### Apply what you read
A: According to the passage on interviewing local historians, who compiled the three binders of local history that the father found at the library?
B: Resume the passage on interviewing relatives' friends and local historians, picking up after its final sentence.

### Passage to read
Your relatives’ old friends may hesitate to give you the whole story about your family, especially if they don’t know you. By being open and friendly with them, you can encourage them to speak their minds. Make sure your questions and responses show that you are nonjudgmental and interested in everything they have to say. During your interview, you might refer to your family members by their first names (instead of “my grandma”); this will give you an air of objectivity.  

5. Local Historians

Questions to ask a hometown expert  
What, if anything, do you know about the ___ family?
Can you tell me about (migration, industry, religion) here during this time period?
What book(s) should I read to learn more about your town?
What other resources do you have locally that may help me find my ancestors?
Who might offer research help?
Can you think of anyone else who might be able to help me?

Years ago, after moving to a small northeast Ohio town, my father discovered he had an ancestor who’d lived there 150 years earlier. At the library, he found three binders full of local history compiled by longtime resident Sylvia Wiggins. The binders contained references to his ancestor, but not a burial place. Fortunately, Wiggins had noted her telephone number on the binders.

“I called her, and she told us where he was buried,” he recalls. “It was a tiny, abandoned family cemetery on a back road, with about 15 headstones in it. I never would have found it on my own.”

This experience taught him the value of interviewing town historians and other hometown experts when he’s trying to get to know an ancestral community. “They often spend their whole lives there, and they know everything,” he says. “They can tell you about settlement and migration patterns, local occupations and religious groups. They know about write-ups on the early churches or cemetery transcriptions that will never see the light of day beyond their little town.”

### Provided data
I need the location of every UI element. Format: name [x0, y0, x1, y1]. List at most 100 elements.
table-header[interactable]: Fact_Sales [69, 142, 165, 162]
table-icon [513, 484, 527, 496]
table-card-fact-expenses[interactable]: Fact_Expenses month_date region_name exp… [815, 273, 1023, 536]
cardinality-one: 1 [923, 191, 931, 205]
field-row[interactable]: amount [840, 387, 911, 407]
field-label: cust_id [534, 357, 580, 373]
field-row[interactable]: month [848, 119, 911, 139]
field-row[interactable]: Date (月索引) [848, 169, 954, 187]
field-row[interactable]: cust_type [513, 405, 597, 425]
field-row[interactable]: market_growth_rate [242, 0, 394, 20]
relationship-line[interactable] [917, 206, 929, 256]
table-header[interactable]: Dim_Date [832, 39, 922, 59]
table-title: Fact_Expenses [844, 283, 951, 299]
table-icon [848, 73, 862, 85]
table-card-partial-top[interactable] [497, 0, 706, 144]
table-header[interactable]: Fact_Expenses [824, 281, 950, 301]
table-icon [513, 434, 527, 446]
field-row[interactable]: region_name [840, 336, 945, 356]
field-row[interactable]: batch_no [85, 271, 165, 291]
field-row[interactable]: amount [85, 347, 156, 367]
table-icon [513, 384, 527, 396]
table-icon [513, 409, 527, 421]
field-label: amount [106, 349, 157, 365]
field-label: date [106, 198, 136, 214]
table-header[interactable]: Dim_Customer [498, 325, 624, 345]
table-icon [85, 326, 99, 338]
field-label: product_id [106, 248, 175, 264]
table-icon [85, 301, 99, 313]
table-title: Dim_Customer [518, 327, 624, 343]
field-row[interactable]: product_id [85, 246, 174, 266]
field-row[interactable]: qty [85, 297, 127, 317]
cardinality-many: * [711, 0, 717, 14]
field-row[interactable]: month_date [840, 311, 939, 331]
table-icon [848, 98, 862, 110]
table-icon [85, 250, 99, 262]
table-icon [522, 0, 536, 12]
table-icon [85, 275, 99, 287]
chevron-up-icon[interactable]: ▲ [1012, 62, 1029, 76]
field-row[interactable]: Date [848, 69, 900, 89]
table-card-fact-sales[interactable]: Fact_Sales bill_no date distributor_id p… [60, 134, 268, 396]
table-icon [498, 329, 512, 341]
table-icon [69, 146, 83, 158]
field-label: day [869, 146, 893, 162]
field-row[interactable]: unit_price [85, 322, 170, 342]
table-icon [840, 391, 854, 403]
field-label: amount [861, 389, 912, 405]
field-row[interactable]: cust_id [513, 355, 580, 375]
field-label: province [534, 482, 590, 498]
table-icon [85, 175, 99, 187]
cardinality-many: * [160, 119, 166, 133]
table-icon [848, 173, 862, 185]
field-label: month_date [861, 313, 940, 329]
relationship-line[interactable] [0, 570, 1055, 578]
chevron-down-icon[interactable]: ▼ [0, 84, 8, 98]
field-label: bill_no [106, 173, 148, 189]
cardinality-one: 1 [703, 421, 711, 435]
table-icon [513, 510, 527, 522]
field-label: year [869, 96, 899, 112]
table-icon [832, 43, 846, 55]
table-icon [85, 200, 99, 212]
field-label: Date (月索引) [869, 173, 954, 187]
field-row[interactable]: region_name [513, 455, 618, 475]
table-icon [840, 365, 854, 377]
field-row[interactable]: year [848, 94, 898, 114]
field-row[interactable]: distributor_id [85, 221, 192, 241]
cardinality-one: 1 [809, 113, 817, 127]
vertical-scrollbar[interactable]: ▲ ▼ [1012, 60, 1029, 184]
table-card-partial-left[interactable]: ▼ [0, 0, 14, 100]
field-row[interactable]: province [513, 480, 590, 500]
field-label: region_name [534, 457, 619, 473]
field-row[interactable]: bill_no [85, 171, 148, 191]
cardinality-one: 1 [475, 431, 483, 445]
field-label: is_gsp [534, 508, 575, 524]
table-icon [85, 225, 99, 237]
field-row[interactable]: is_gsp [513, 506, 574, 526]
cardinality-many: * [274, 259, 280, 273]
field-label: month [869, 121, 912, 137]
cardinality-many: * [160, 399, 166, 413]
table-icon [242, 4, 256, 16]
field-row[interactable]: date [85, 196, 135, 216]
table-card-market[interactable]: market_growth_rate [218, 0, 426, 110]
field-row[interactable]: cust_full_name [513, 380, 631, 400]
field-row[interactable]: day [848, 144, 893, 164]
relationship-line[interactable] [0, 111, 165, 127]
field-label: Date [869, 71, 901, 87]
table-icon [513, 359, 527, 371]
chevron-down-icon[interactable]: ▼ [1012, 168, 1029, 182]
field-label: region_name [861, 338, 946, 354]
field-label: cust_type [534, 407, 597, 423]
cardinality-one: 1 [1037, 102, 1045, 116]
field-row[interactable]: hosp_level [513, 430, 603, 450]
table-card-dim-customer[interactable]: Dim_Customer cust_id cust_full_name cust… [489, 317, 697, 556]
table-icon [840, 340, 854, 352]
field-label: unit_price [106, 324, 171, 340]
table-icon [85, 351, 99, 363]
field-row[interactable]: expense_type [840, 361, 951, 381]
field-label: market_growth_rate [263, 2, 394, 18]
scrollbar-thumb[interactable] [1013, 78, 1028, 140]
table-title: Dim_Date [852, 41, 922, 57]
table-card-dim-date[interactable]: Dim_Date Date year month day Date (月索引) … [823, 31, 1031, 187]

### Answers for the exercise
A: Sylvia Wiggins, a longtime resident of the town, compiled them.

B:
Town historians and local genealogy buffs may not recognize your ancestor’s name. But if you tell them a year of arrival, they may be able to tell you what Connecticut town he probably came from or which route he likely took to reach town or the name of the local regiment with which he would have enlisted during the Civil War.

Whom hometown experts know can be just as valuable as what they know. Tim Richards of Olmsted Township, Ohio, once contacted a county genealogical society in Ottawa, Canada. He was immediately redirected to a neighboring genealogical society and to his third cousin, who was researching the same surname. Your local authority may help you connect with other folks you’re trying to find: the veterans’ group or the lady who wrote that history of the Methodist congregation.

Gould once reached interview subjects through her old hometown’s historical society. In the quarterly newsletter, she placed a notice asking for stories about her parents, who were raised there. She received two responses. One was from an elderly gentleman who used to walk past her grandmother’s house each day. Her “nana,” a young widow at the time, had flirted openly with this now-elderly gentleman. Years later, he still recalled her clearly.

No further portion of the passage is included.